§ **Problem**
Check every line of the data below for the string "composer", and copy the ones that hold it.

Stored data
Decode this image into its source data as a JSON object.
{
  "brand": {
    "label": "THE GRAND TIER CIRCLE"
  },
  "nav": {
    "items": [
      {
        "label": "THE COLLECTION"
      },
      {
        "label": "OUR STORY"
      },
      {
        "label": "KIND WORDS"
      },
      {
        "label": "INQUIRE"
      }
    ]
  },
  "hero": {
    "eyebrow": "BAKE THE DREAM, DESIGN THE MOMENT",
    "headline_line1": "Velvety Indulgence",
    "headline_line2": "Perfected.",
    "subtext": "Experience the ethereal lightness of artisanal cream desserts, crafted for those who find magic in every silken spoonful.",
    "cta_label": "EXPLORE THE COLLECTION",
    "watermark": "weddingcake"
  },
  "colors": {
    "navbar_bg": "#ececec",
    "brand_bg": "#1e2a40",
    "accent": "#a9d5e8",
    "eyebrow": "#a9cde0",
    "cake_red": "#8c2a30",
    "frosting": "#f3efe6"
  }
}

==

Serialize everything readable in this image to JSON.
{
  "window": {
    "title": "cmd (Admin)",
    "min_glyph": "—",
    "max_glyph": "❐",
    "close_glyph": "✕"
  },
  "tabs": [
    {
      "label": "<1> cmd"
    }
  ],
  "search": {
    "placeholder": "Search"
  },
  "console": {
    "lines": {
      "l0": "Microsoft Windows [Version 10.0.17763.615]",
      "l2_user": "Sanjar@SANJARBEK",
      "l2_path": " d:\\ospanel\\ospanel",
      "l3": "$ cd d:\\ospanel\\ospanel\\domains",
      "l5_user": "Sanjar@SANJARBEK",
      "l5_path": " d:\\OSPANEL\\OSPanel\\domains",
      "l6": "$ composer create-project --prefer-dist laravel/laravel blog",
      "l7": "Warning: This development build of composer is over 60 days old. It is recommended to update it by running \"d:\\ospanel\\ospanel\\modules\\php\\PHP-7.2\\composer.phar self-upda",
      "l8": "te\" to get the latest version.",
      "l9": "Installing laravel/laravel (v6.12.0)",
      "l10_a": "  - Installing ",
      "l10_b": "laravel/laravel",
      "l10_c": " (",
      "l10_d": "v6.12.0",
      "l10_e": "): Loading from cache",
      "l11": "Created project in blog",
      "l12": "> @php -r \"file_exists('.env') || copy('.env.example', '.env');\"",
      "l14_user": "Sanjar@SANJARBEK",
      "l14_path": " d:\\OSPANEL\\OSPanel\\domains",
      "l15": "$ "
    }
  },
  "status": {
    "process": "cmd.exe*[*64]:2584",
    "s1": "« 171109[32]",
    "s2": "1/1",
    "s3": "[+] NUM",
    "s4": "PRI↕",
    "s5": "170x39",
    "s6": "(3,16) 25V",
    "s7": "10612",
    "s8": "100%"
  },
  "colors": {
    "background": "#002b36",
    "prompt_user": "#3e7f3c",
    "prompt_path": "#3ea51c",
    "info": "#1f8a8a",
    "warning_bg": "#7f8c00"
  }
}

§ **Answer to the task**
      "l6": "$ composer create-project --prefer-dist laravel/laravel blog",
      "l7": "Warning: This development build of composer is over 60 days old. It is recommended to update it by running \"d:\\ospanel\\ospanel\\modules\\php\\PHP-7.2\\composer.phar self-upda",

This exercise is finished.